Task brief: Count the lines in the records below that contain the word "सरगन", and give only that number.
---
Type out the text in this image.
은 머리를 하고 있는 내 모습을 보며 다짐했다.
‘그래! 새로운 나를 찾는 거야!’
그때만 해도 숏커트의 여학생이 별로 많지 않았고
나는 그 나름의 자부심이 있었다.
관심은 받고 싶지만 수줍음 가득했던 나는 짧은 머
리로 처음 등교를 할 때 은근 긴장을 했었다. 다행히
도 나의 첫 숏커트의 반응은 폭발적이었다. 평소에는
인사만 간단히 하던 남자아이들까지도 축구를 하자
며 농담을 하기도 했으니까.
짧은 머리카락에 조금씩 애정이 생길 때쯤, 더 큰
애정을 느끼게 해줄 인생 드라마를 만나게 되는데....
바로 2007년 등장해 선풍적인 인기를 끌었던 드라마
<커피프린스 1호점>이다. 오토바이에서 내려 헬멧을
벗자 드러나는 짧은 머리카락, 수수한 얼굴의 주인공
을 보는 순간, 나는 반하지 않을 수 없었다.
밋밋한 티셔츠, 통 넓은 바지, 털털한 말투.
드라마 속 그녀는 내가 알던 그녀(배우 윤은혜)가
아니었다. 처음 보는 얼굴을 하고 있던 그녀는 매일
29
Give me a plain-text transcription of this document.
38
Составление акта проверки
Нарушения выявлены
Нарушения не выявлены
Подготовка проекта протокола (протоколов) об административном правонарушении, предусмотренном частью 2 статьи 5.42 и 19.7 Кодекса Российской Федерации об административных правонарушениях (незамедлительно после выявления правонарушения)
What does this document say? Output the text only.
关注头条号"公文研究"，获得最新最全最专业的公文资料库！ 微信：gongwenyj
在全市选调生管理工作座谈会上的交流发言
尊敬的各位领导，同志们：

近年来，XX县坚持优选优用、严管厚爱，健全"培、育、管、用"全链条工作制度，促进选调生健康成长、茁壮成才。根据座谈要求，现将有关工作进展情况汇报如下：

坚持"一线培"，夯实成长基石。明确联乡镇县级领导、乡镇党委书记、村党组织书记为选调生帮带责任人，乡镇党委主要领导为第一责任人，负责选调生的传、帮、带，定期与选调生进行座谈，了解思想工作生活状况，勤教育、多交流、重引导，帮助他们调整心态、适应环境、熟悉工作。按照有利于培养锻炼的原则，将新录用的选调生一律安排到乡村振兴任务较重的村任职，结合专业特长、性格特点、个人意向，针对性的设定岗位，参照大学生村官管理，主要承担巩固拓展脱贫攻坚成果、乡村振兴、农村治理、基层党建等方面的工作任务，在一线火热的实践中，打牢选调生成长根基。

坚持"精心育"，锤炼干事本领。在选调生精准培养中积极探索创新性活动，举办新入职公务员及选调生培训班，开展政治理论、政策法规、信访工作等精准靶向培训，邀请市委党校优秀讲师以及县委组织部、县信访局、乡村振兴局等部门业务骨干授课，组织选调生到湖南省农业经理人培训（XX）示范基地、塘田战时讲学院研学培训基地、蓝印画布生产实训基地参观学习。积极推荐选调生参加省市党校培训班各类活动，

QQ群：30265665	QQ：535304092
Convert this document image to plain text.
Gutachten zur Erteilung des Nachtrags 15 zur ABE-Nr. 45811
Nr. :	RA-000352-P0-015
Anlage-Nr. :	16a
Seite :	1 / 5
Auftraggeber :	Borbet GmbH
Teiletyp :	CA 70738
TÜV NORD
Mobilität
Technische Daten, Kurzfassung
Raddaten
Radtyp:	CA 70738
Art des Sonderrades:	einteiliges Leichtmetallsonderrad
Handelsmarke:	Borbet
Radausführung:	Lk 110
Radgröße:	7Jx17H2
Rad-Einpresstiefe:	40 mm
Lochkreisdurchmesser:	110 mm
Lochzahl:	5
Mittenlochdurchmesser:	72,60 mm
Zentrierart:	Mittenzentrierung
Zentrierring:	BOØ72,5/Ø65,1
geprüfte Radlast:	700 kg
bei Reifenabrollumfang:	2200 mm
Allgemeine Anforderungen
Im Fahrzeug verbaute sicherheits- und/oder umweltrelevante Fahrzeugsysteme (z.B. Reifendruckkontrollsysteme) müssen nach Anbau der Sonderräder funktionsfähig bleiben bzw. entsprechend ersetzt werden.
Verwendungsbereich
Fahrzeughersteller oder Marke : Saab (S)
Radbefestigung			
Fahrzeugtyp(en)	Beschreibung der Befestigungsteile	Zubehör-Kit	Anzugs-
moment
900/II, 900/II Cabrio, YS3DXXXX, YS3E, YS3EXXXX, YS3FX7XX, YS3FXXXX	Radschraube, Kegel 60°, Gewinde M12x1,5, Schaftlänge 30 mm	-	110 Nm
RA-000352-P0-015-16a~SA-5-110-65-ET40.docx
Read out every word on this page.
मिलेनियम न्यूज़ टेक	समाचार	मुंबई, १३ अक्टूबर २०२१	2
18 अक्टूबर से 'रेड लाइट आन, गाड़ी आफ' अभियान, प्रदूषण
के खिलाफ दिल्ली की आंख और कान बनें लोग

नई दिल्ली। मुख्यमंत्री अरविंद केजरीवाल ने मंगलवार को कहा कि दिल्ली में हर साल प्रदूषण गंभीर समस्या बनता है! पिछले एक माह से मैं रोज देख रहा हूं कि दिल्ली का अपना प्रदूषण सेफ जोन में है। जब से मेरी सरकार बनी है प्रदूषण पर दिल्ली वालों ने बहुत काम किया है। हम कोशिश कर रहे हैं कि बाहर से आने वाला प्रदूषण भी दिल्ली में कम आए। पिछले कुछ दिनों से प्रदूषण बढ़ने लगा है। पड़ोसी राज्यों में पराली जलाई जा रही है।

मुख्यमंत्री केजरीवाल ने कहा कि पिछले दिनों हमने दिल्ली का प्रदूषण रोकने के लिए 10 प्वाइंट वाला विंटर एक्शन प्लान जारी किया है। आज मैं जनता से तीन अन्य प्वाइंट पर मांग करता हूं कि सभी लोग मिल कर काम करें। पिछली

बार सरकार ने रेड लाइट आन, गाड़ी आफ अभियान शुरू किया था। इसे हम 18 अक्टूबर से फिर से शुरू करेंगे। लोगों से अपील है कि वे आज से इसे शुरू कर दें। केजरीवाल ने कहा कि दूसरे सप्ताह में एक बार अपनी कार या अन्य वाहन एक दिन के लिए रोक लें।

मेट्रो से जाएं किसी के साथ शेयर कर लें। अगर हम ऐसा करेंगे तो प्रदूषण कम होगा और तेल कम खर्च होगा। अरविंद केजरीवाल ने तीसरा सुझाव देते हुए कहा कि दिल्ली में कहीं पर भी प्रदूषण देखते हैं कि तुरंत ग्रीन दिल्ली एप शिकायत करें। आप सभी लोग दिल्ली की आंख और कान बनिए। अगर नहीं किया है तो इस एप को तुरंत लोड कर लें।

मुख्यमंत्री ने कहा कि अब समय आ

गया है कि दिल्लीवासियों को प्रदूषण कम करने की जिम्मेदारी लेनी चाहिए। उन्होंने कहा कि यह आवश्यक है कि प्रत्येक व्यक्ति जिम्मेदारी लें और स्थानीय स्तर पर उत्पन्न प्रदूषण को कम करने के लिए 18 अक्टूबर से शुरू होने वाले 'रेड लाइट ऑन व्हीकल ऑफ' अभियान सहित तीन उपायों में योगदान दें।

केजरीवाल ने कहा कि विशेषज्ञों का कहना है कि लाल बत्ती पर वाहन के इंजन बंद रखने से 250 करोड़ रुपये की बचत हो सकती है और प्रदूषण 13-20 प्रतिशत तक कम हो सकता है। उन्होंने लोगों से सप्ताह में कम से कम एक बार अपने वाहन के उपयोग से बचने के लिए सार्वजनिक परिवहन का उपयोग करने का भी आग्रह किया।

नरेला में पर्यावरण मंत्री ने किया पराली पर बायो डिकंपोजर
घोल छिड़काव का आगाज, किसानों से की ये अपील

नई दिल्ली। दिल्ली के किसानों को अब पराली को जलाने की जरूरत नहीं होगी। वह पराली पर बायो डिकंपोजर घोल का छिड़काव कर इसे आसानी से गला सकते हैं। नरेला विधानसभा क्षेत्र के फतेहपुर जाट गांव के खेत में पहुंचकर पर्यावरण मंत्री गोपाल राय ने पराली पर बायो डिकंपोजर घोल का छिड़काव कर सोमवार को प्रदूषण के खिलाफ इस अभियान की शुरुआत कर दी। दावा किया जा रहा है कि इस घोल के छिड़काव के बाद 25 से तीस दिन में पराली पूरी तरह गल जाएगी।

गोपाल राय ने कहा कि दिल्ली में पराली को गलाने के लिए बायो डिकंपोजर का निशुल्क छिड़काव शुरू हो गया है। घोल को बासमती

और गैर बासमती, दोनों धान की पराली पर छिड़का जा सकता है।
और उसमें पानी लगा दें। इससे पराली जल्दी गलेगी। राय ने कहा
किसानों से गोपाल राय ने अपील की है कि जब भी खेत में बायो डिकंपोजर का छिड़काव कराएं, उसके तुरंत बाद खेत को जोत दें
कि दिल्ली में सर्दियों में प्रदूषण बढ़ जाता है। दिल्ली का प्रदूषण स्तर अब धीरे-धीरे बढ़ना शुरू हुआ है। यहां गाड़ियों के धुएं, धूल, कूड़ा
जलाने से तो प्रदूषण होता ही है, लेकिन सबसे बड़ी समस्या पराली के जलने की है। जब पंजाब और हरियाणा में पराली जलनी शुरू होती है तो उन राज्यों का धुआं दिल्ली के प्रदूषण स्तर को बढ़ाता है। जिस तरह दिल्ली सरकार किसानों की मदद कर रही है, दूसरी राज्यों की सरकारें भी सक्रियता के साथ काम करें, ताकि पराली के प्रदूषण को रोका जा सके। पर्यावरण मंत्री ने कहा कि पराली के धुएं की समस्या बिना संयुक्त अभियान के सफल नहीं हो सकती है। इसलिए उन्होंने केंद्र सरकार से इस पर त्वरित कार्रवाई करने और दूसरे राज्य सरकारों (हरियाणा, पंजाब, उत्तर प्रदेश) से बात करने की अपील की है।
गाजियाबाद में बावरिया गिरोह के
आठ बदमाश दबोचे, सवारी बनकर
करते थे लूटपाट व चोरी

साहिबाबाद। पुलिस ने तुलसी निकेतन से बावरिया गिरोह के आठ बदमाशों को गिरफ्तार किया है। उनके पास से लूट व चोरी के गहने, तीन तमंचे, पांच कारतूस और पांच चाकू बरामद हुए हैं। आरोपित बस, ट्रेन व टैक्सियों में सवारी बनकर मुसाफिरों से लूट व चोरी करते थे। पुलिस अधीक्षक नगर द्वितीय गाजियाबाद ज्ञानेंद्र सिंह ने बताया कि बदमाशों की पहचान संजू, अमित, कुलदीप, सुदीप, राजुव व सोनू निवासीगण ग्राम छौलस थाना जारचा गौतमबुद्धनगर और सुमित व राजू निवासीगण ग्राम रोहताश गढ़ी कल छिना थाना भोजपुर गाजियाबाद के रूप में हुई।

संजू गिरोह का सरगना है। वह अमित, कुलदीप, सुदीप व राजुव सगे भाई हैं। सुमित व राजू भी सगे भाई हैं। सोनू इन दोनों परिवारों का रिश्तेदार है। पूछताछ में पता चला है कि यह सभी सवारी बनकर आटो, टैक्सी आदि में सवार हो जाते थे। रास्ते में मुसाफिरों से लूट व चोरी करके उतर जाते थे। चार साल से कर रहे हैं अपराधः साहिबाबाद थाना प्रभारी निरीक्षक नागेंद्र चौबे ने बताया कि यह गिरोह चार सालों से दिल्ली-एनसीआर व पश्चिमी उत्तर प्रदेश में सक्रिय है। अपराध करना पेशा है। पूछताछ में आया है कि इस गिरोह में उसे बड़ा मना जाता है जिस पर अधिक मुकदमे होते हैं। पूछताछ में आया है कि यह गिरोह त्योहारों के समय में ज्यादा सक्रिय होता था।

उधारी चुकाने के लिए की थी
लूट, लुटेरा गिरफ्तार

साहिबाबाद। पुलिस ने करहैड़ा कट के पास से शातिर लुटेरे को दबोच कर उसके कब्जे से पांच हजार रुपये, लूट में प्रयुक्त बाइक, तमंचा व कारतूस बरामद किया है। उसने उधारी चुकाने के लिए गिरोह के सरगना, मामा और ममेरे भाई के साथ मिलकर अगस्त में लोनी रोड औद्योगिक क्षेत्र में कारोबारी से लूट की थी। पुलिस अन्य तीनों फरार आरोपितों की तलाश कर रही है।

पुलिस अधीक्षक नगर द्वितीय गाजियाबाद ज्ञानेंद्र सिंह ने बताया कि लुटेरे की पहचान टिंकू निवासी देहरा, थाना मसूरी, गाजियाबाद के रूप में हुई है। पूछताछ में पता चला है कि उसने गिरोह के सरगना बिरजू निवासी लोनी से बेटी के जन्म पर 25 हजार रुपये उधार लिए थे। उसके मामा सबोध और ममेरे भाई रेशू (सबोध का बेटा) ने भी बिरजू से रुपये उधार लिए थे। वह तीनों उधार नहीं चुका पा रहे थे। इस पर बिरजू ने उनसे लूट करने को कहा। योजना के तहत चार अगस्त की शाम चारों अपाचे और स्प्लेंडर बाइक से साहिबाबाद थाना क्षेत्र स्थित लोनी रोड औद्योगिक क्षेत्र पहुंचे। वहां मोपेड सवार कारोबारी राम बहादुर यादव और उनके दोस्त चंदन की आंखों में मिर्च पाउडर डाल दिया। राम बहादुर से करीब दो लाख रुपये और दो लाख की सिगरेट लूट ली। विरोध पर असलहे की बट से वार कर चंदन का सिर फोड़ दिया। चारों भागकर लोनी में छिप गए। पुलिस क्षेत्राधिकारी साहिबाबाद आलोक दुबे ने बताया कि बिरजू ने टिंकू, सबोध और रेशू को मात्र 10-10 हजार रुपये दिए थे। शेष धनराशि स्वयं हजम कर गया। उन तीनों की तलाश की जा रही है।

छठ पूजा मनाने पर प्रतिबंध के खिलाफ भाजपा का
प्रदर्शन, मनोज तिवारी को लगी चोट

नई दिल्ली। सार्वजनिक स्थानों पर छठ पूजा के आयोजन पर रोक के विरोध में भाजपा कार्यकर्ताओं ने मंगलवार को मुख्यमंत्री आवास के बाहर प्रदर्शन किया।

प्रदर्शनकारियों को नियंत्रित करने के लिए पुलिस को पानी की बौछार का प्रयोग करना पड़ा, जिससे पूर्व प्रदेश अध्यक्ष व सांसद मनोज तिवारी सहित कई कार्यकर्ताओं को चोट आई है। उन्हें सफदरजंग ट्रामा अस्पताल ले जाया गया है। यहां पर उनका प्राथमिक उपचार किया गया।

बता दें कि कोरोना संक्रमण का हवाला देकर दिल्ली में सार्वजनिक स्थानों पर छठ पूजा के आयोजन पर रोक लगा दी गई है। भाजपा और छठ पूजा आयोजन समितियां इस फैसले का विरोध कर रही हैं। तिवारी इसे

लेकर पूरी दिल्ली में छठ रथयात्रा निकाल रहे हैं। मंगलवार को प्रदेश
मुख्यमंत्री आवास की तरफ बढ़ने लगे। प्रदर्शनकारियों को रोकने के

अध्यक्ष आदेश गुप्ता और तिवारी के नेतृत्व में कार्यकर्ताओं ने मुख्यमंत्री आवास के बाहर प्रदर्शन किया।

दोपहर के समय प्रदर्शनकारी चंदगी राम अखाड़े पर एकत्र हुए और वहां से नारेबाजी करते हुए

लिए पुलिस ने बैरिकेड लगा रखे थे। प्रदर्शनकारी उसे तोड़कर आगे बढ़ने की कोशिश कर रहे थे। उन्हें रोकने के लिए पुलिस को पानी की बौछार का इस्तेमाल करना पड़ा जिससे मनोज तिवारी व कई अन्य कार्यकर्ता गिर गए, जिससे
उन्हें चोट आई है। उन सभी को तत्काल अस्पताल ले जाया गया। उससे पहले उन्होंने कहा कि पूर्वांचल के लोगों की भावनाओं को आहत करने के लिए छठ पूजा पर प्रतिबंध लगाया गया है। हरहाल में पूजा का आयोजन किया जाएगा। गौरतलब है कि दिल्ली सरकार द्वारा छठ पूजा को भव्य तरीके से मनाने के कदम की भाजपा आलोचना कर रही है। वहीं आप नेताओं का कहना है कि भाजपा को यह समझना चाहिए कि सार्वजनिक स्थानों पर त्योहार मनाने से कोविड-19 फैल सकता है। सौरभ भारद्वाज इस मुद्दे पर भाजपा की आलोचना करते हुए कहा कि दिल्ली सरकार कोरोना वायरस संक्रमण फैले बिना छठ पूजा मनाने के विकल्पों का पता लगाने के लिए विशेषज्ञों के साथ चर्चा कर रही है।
---
Response below: 3